> _PROBLEM TO SOLVE_:
Collect each line holding the string "Academia".

> _AVAILABLE RECORDS_:
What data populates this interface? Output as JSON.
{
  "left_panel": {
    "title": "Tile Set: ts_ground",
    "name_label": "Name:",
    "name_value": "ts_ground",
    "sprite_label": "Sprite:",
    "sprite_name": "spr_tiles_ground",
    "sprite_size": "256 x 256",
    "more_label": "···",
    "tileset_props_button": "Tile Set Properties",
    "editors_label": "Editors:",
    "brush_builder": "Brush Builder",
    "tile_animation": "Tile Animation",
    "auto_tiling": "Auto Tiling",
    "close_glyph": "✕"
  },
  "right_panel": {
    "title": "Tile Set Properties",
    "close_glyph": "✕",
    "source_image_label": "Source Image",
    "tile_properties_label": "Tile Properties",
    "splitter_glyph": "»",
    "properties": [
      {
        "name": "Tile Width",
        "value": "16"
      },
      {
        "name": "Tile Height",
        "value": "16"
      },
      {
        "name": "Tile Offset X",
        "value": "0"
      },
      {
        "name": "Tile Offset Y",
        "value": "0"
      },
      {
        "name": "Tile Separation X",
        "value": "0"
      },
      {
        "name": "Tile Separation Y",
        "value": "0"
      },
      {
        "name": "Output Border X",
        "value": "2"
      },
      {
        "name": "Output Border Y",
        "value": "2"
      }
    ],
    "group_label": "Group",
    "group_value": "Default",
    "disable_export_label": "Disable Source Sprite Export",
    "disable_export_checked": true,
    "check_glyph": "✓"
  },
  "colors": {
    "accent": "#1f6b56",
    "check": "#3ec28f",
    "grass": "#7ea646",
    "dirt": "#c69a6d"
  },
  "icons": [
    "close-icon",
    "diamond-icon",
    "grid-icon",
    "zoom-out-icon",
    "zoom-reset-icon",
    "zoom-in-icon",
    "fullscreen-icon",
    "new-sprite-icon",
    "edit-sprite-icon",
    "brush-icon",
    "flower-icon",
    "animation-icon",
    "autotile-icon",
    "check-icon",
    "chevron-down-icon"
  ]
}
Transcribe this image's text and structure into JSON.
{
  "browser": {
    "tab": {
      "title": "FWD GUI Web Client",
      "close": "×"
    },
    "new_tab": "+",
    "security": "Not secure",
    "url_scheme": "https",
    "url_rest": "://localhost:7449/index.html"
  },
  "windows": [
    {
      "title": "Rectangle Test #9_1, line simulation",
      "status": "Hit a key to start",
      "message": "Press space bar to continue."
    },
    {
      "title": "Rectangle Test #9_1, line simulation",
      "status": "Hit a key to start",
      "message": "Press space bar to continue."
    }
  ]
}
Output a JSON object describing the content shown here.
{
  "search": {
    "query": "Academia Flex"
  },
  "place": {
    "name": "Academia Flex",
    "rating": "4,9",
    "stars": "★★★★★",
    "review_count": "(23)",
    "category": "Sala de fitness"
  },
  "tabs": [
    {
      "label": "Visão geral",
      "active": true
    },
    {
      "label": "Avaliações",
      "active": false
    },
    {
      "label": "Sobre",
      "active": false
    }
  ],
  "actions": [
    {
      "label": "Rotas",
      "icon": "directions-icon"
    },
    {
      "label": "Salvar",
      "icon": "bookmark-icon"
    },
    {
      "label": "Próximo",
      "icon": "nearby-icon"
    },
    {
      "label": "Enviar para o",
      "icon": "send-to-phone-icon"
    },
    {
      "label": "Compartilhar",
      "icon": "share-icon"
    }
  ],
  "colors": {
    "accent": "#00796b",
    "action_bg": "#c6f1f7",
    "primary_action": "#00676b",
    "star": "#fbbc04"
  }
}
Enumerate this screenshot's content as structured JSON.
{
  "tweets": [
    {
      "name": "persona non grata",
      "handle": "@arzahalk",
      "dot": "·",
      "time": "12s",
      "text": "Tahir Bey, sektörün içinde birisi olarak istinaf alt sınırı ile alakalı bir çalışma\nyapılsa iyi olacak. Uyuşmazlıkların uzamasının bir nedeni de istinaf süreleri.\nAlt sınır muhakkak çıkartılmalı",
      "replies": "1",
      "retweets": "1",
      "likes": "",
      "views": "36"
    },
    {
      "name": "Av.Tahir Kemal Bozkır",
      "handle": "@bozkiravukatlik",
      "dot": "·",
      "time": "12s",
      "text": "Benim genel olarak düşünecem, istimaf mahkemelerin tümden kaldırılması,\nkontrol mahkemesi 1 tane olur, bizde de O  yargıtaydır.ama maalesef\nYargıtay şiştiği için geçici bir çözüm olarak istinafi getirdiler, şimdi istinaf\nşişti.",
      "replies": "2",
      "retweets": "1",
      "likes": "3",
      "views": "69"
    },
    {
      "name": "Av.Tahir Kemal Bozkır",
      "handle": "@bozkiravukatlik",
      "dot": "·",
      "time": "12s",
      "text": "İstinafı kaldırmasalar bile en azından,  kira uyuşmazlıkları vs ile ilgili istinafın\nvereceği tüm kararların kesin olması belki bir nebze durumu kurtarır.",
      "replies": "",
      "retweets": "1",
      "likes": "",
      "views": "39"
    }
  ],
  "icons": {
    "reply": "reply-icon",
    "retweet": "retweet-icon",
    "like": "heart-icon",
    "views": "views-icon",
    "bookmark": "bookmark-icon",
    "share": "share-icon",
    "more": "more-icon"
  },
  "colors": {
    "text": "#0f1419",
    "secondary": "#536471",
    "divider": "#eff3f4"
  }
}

> _FULL OUTPUT_:
    "query": "Academia Flex"
    "name": "Academia Flex",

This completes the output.